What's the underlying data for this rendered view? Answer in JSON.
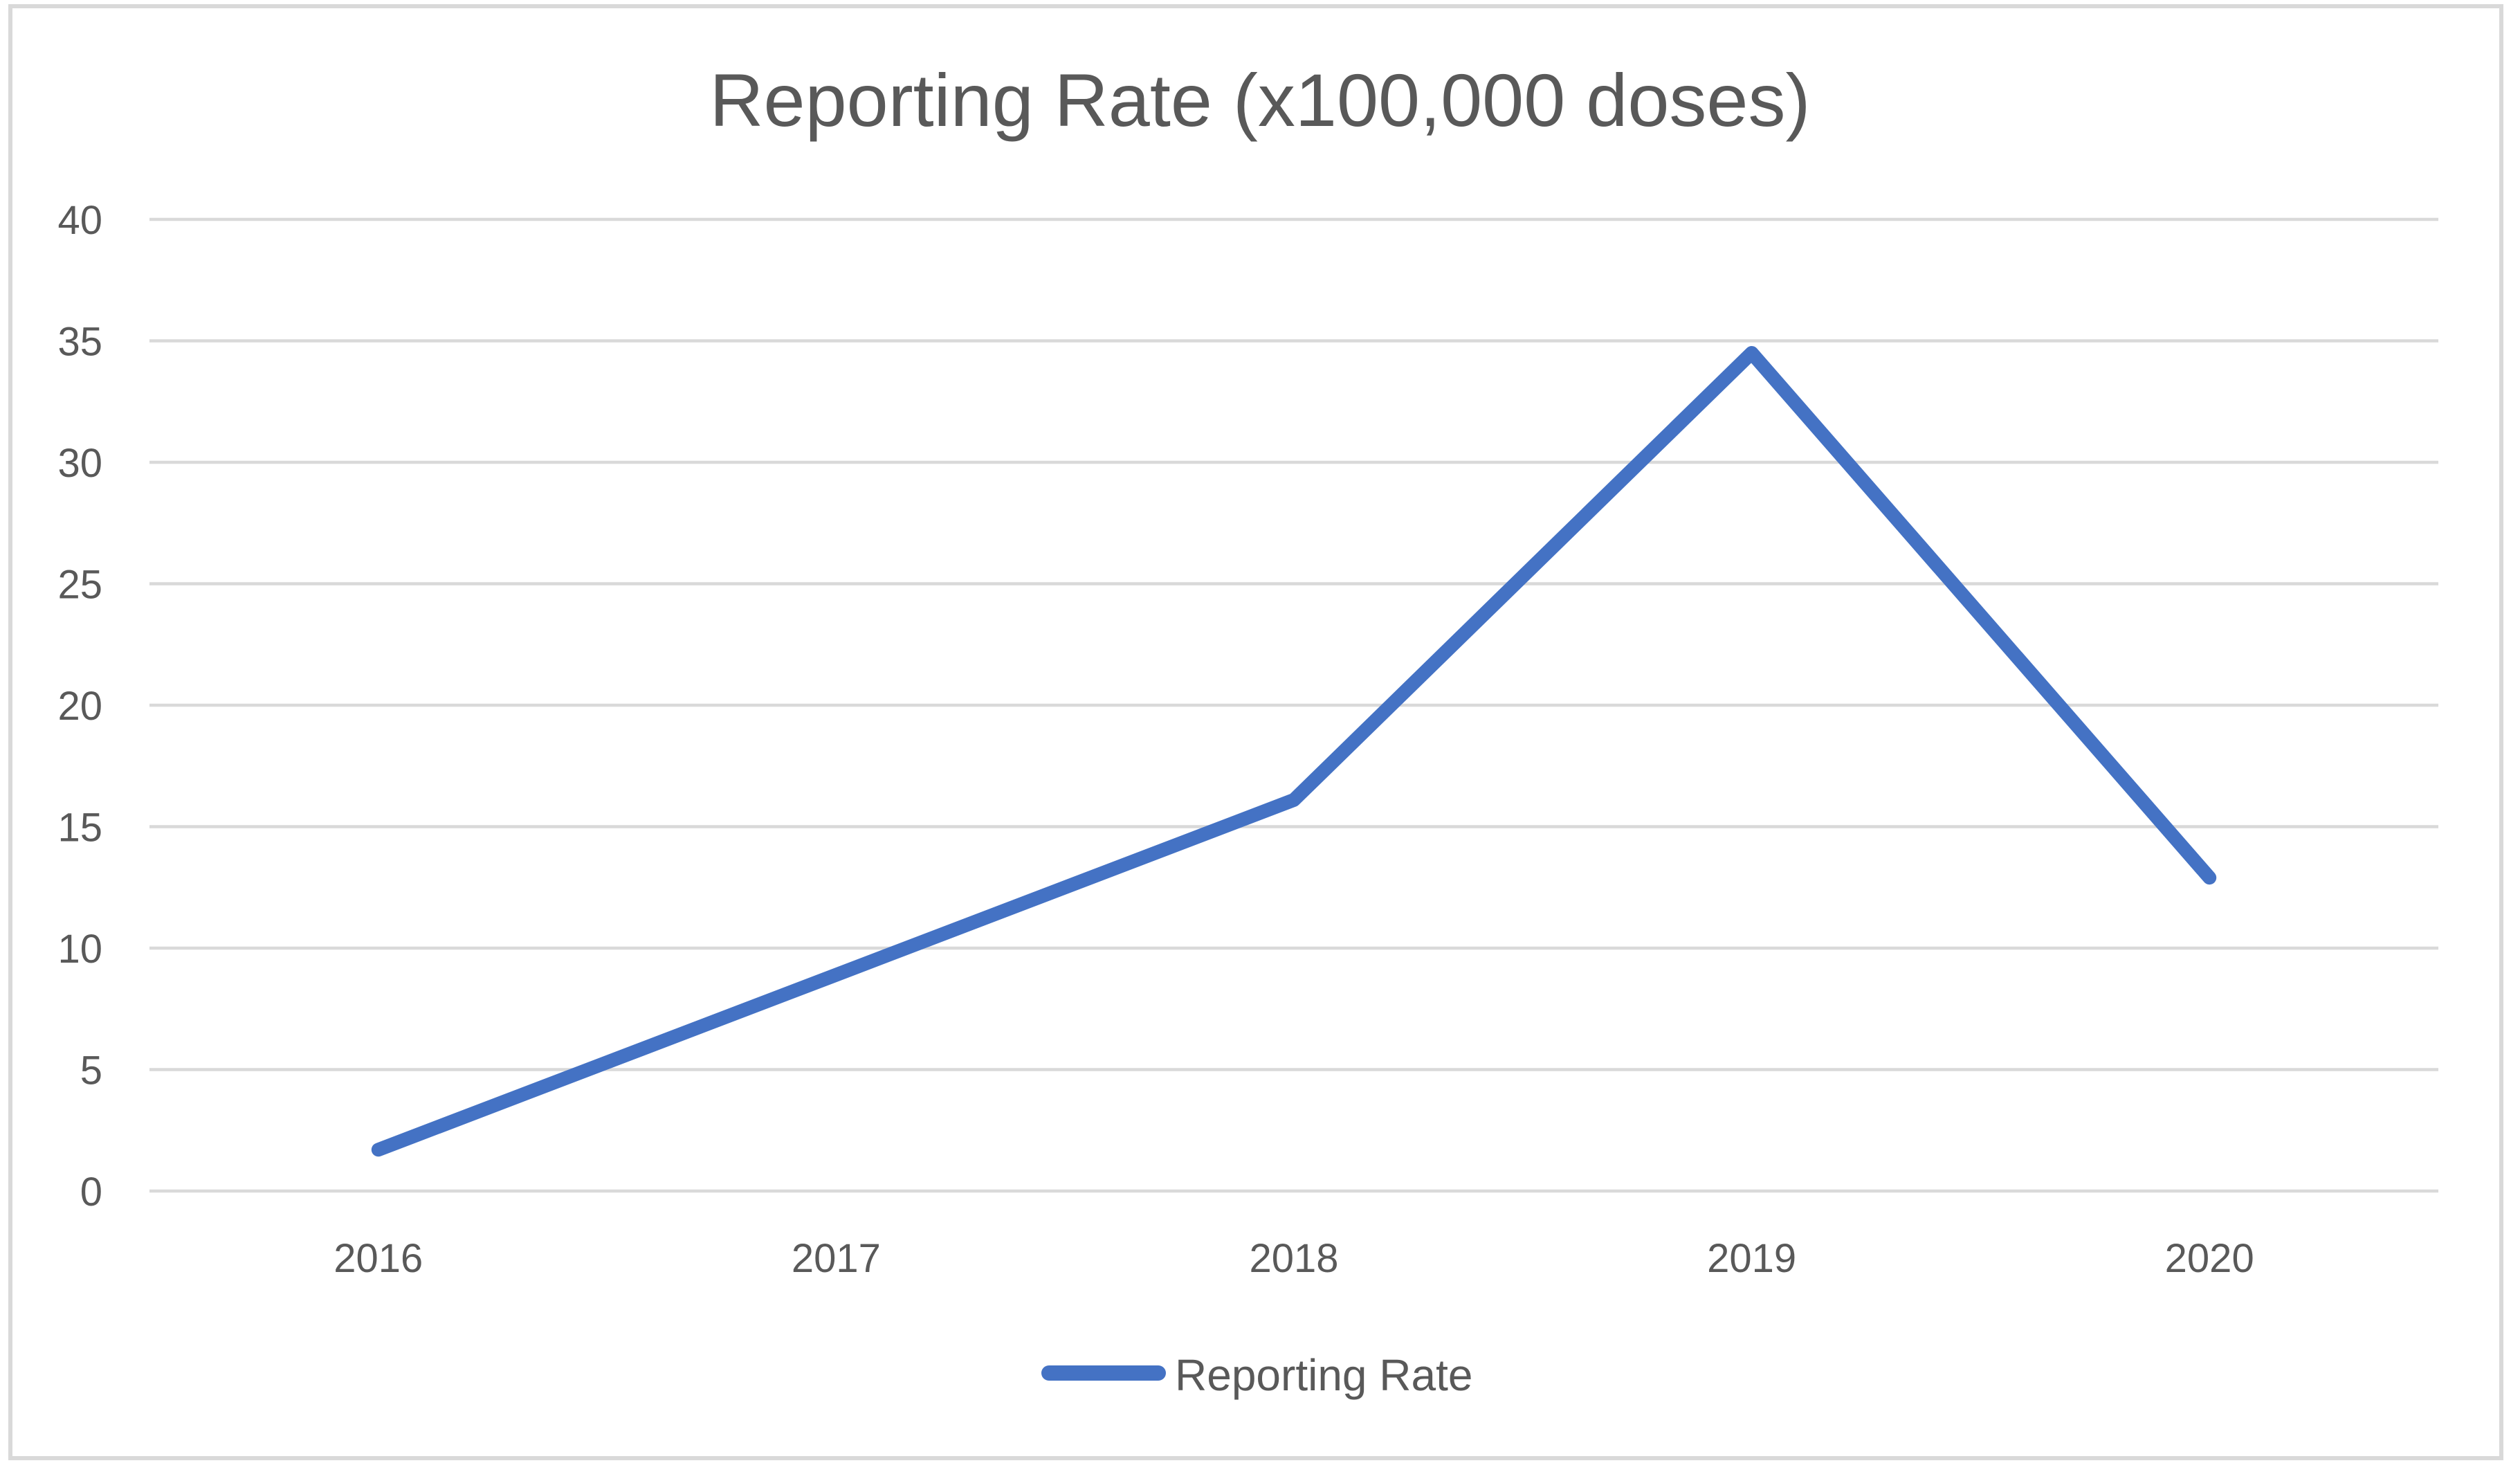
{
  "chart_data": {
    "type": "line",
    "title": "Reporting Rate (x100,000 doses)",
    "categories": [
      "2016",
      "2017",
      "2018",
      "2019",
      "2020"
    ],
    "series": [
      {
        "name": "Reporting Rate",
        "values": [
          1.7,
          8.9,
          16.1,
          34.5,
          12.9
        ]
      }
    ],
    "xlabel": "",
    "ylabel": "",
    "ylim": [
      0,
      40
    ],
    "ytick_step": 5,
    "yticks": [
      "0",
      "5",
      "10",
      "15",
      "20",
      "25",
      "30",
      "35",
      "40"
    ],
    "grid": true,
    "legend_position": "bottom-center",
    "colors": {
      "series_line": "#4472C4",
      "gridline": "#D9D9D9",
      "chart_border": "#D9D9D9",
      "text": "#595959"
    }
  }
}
--
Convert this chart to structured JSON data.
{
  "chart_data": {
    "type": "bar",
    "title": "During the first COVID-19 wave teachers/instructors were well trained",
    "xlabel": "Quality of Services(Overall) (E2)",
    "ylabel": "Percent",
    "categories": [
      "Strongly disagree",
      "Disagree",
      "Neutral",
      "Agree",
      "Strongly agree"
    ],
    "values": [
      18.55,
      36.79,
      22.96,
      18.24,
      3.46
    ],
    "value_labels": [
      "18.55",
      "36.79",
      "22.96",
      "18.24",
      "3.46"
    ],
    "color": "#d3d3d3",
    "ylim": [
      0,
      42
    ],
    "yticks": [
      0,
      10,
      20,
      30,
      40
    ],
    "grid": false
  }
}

## Exercise requirements
From the data above, gather every line that includes the word "Rate".

## Solution for this exercise
    "title": "Reporting Rate (x100,000 doses)",
        "name": "Reporting Rate",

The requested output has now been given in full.